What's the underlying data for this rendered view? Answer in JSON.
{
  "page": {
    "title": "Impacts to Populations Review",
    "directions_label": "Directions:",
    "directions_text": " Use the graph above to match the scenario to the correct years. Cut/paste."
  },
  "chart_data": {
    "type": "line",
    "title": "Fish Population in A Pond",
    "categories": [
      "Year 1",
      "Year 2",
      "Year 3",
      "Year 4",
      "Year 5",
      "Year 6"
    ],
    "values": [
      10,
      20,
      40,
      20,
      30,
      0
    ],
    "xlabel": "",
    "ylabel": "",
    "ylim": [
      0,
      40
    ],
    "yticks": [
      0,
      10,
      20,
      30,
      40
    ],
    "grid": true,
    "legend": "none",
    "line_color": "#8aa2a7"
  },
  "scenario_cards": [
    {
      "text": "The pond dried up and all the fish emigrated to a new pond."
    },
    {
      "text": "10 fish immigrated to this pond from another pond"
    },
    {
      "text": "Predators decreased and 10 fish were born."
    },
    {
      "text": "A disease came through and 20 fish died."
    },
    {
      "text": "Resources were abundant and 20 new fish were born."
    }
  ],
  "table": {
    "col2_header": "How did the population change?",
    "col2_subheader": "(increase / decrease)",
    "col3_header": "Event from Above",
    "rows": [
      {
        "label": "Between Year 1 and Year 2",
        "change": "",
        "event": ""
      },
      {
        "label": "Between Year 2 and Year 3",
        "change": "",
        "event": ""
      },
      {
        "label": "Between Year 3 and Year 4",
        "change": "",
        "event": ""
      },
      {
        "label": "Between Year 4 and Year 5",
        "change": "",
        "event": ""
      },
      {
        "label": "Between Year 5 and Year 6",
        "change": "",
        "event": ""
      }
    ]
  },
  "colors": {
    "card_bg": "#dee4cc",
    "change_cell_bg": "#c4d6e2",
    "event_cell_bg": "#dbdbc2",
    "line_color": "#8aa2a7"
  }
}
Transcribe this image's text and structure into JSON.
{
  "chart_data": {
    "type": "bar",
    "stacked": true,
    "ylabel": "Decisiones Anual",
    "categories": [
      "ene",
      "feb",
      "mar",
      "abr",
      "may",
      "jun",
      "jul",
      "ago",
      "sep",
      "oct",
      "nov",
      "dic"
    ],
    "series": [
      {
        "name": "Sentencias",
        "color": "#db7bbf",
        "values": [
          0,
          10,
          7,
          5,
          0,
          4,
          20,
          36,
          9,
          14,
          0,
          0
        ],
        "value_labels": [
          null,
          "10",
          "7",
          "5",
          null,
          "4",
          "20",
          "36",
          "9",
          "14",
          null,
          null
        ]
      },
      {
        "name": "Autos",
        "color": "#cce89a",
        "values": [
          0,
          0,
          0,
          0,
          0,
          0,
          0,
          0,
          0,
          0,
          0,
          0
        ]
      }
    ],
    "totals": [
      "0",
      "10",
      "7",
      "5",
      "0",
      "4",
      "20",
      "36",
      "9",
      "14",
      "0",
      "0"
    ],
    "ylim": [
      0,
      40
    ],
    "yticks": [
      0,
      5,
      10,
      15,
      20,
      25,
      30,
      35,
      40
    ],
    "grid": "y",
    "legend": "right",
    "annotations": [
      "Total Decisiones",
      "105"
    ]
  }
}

- - - - - - -

Problem requirements: Only lines with the word "Decisiones" are wanted, so copy each one from the records.

Full output:
    "ylabel": "Decisiones Anual",
      "Total Decisiones",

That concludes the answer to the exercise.